**YOUR GOAL:** Present every line in which the string "Terminals" appears.

**MATERIAL PROVIDED:**
_ _ _ _

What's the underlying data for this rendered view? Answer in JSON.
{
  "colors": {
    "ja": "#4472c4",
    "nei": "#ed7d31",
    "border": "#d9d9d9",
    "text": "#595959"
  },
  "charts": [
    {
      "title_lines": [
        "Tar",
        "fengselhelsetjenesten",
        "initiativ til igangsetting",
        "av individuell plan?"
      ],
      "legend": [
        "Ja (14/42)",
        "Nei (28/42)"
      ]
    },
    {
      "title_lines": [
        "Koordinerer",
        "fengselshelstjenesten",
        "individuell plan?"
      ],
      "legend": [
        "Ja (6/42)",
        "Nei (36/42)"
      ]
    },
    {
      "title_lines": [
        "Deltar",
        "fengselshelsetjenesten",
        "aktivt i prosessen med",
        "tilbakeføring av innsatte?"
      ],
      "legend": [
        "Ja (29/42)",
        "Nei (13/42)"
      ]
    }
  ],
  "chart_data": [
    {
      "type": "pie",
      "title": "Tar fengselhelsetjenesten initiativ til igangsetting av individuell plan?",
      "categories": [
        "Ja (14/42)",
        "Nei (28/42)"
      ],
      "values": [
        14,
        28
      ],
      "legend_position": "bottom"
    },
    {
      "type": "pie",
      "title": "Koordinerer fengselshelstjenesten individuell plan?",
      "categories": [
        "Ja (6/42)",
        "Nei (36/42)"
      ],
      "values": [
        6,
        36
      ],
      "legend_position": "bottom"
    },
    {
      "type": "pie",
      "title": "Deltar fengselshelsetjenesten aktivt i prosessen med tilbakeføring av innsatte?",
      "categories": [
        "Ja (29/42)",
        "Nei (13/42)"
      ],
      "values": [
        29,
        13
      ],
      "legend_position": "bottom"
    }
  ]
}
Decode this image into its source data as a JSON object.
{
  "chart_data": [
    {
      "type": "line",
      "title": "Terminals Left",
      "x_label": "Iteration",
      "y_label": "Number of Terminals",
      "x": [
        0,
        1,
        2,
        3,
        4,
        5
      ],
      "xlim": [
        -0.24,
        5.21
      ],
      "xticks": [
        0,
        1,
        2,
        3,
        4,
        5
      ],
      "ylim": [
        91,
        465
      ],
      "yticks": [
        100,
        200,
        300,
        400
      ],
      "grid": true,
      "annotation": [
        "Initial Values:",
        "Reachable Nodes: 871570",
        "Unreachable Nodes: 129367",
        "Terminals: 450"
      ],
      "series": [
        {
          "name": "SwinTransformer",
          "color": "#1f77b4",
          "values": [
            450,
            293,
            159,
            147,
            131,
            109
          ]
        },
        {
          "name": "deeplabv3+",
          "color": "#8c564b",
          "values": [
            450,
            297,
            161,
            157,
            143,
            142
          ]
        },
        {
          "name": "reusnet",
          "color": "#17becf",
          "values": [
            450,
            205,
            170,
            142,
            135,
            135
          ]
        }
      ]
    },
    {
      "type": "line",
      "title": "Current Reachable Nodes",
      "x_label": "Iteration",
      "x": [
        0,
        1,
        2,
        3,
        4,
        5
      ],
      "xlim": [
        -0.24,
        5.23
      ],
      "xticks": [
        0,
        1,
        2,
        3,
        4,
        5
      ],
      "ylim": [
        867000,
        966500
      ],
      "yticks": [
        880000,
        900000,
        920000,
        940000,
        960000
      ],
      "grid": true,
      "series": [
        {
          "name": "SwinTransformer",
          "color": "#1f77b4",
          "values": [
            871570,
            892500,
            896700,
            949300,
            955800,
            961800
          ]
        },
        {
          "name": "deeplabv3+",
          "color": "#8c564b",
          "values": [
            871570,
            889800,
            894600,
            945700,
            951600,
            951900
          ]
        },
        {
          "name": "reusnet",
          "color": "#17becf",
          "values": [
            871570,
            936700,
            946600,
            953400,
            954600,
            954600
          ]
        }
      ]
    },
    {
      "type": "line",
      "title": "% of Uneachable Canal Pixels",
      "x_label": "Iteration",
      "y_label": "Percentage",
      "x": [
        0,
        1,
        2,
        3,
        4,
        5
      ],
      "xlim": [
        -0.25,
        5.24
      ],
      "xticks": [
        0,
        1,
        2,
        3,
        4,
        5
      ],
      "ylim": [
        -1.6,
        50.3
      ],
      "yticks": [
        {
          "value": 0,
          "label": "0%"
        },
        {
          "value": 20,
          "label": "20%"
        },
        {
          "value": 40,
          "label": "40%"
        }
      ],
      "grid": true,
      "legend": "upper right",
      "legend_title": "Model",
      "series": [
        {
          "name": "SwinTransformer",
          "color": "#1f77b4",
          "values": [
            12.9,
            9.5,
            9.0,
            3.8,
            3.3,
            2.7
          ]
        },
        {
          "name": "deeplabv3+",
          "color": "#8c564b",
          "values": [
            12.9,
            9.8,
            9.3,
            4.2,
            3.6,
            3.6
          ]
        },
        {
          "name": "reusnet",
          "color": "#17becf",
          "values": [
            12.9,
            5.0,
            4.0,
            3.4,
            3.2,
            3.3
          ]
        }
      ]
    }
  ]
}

_ _ _ _

**FINISHED TASK:**
      "title": "Terminals Left",
      "y_label": "Number of Terminals",
        "Terminals: 450"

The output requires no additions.